Dataset records:
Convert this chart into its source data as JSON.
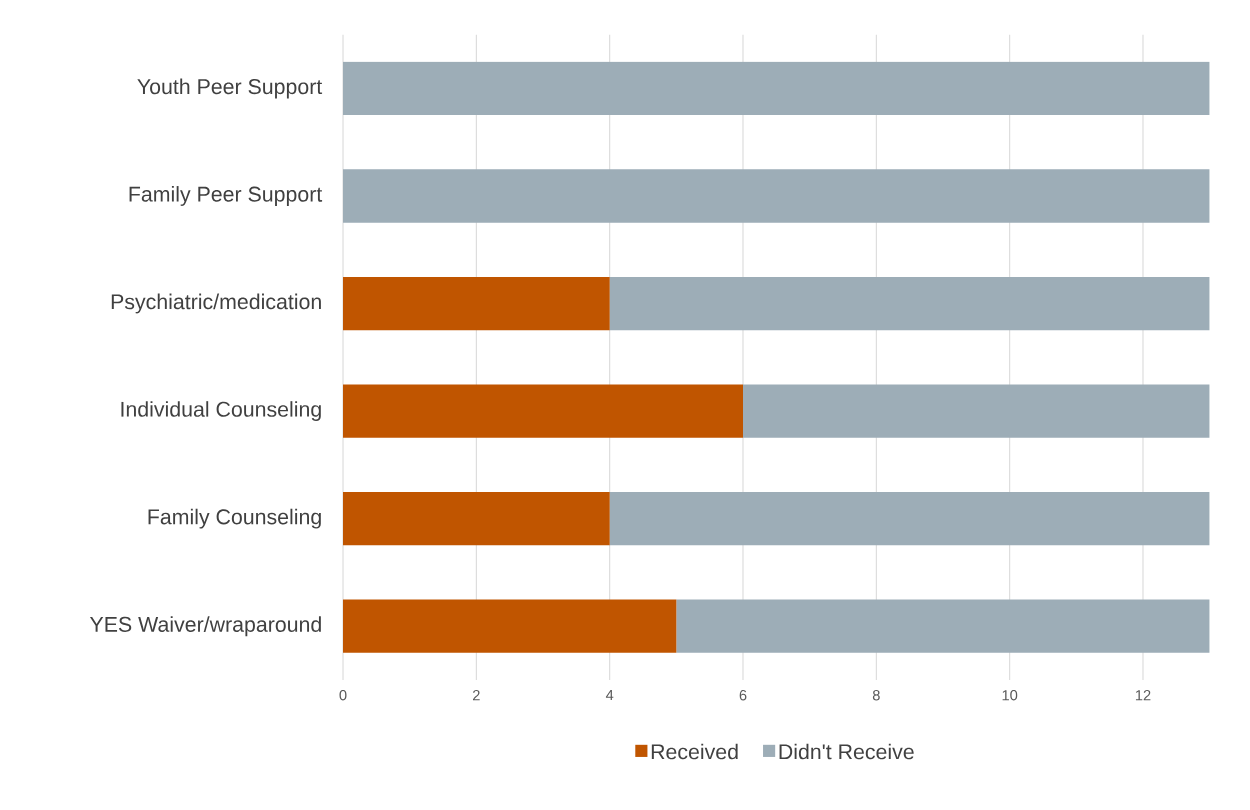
{
  "chart_data": {
    "type": "bar",
    "orientation": "horizontal",
    "stacked": true,
    "categories": [
      "Youth Peer Support",
      "Family Peer Support",
      "Psychiatric/medication",
      "Individual Counseling",
      "Family Counseling",
      "YES Waiver/wraparound"
    ],
    "series": [
      {
        "name": "Received",
        "color": "#c05500",
        "values": [
          0,
          0,
          4,
          6,
          4,
          5
        ]
      },
      {
        "name": "Didn't Receive",
        "color": "#9dadb7",
        "values": [
          13,
          13,
          9,
          7,
          9,
          8
        ]
      }
    ],
    "xlim": [
      0,
      13
    ],
    "xticks": [
      0,
      2,
      4,
      6,
      8,
      10,
      12
    ],
    "grid": "x",
    "legend": "bottom"
  }
}
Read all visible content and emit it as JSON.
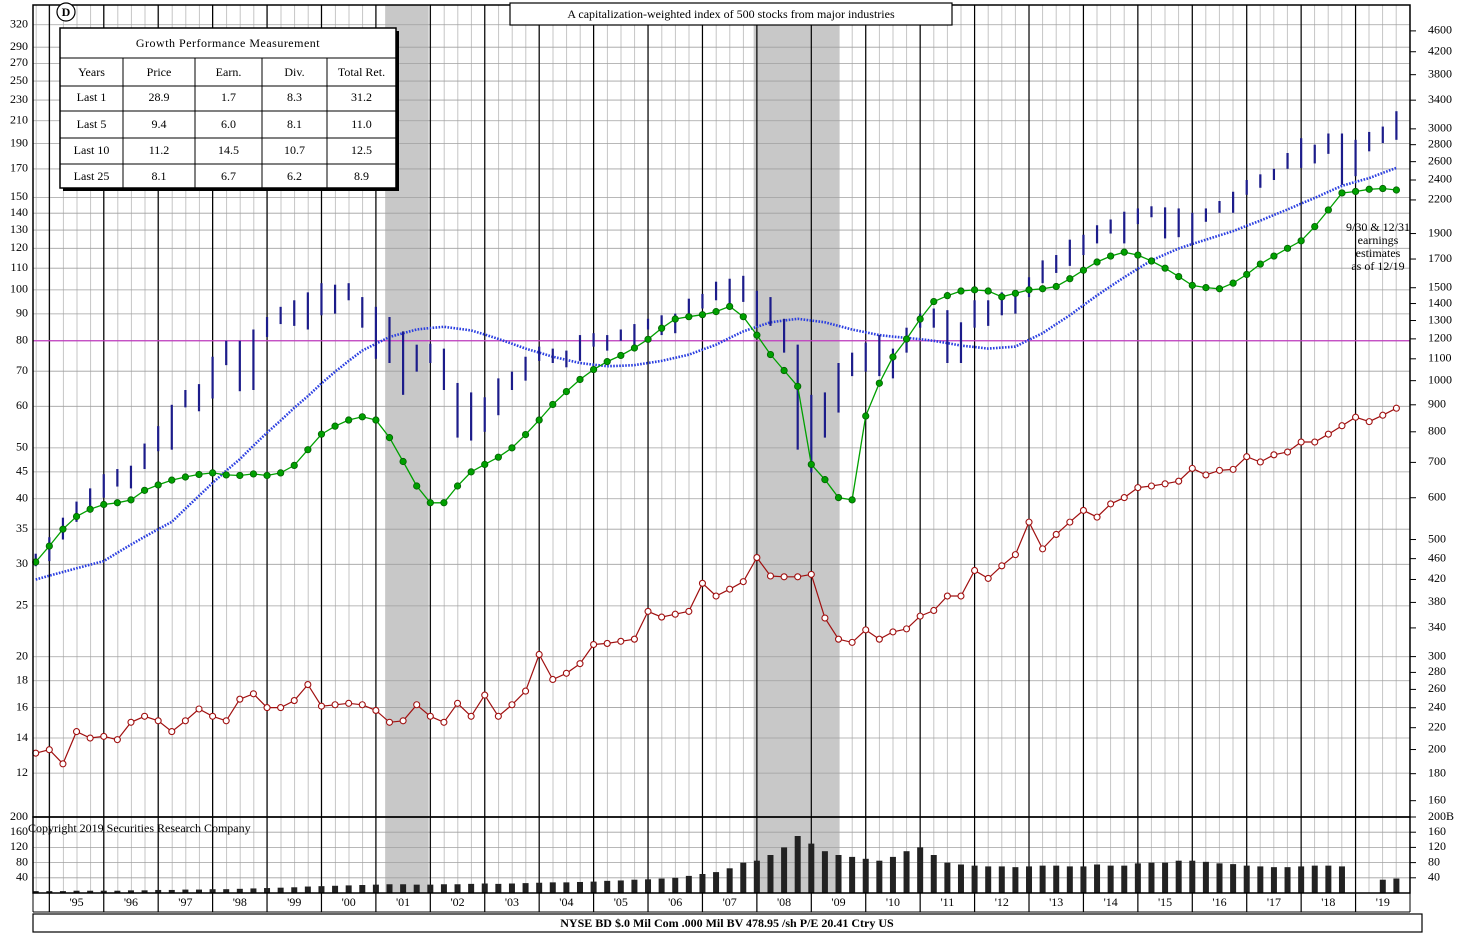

WHAT TO WORK ON
In the records above, find each line with the word "JSON" and copy it.

RESPONSE TO THE TASK
Convert this chart into its source data as JSON.
Read all visible content and emit it as JSON.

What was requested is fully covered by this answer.